From the entries that follow, extract each line holding the string "動作の反動".

[Figure dataset records]
★ ★ ★ ★
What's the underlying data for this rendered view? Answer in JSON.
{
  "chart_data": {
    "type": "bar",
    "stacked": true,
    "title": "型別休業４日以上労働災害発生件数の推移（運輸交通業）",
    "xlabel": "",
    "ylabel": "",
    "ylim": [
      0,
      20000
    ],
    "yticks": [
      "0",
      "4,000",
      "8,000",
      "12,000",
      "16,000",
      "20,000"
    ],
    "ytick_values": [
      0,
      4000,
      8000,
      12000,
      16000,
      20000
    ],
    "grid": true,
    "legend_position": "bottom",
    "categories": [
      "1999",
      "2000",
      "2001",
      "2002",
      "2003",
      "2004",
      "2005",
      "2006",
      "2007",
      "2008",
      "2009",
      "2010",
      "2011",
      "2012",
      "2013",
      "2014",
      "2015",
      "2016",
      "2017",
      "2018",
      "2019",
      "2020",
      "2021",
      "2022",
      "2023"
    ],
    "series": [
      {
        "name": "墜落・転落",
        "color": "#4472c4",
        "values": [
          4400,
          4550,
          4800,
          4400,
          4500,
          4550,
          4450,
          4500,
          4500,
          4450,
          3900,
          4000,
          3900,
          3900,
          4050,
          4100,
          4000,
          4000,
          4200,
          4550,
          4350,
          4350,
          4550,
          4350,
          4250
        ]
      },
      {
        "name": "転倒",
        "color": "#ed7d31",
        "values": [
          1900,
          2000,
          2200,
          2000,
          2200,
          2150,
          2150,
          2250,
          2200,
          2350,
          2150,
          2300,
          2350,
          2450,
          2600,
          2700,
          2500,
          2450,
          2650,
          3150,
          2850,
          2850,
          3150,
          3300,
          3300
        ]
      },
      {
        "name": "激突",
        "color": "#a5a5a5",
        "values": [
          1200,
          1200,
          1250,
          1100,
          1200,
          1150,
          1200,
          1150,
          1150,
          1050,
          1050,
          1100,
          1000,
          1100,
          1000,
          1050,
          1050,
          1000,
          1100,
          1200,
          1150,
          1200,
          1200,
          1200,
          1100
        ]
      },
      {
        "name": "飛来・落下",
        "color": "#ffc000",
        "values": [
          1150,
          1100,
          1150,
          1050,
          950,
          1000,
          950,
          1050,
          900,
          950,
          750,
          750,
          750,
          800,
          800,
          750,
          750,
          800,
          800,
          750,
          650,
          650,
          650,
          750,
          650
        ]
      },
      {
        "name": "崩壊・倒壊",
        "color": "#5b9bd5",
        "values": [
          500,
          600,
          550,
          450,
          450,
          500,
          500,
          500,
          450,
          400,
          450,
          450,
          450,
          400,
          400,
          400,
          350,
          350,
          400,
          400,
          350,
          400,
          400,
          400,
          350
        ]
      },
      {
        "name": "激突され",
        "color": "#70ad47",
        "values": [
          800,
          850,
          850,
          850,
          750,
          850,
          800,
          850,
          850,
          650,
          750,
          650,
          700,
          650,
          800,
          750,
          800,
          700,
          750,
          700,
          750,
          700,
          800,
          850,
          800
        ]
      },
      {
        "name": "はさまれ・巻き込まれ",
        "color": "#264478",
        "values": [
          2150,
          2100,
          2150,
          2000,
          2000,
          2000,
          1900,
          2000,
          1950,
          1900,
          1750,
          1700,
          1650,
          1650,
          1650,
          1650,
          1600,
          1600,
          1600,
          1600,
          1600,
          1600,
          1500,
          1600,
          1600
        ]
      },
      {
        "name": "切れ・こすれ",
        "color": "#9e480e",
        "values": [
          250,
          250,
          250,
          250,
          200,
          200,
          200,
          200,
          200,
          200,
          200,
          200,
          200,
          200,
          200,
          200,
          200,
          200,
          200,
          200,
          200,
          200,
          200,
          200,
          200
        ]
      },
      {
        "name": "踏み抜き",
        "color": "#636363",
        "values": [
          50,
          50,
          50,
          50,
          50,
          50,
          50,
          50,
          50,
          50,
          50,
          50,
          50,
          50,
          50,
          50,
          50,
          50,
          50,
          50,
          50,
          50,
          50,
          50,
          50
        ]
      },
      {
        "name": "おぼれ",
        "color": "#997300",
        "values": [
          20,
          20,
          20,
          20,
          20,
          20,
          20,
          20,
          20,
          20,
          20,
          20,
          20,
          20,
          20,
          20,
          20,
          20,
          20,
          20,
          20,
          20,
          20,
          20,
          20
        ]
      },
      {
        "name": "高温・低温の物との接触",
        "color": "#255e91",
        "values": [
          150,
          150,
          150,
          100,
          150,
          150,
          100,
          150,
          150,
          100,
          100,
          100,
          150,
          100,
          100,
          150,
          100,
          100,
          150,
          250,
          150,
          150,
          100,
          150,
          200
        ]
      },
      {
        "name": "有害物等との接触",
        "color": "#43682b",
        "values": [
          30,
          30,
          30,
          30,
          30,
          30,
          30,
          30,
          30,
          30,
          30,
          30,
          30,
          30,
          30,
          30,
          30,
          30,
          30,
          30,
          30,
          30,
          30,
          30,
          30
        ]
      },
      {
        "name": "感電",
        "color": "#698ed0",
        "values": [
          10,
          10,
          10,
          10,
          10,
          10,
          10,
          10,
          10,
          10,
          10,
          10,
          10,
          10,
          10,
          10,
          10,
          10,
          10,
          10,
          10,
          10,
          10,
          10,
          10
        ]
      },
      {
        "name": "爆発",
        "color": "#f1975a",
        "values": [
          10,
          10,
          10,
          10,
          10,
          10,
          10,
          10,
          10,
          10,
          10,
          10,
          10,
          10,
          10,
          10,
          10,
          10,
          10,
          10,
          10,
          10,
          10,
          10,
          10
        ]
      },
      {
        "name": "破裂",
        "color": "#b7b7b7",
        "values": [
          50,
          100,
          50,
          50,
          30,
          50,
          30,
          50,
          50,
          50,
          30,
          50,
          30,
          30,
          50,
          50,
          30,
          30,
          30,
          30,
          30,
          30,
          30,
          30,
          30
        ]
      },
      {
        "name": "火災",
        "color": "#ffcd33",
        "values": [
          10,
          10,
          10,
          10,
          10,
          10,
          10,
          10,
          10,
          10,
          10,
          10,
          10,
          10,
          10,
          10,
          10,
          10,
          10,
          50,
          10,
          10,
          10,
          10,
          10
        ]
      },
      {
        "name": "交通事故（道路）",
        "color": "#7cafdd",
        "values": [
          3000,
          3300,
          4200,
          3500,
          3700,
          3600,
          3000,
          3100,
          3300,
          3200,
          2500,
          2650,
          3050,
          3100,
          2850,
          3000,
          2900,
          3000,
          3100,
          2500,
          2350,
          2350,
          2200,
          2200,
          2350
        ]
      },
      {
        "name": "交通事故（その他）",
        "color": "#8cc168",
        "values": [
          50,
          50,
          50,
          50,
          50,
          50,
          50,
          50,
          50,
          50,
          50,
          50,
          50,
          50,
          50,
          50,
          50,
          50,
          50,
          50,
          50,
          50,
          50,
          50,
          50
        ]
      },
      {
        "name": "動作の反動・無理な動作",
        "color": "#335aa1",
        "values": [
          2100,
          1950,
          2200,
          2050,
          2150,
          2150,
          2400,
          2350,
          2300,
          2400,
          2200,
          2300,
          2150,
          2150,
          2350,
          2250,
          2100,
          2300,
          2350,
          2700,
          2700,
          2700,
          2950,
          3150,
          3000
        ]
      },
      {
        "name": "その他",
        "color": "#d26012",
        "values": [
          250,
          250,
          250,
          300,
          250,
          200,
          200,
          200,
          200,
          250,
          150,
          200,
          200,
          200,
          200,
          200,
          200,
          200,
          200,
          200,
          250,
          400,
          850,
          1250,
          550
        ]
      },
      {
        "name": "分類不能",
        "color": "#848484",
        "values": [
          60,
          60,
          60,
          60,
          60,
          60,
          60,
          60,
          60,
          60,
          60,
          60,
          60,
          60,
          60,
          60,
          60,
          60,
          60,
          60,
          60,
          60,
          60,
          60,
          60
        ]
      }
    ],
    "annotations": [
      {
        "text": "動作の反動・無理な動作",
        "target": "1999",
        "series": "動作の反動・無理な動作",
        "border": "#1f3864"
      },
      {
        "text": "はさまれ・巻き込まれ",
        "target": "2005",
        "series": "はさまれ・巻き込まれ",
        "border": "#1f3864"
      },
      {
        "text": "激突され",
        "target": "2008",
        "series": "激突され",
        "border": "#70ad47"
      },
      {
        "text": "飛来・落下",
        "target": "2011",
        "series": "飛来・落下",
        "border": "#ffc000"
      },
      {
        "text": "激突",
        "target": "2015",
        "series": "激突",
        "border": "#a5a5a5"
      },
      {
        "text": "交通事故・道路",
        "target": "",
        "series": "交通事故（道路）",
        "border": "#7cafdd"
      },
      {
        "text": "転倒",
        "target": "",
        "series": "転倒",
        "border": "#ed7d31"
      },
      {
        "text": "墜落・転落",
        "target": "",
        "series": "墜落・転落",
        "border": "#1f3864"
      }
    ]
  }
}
★ ★ ★ ★
> [Response to this exercise]:
        "name": "動作の反動・無理な動作",
        "text": "動作の反動・無理な動作",
        "series": "動作の反動・無理な動作",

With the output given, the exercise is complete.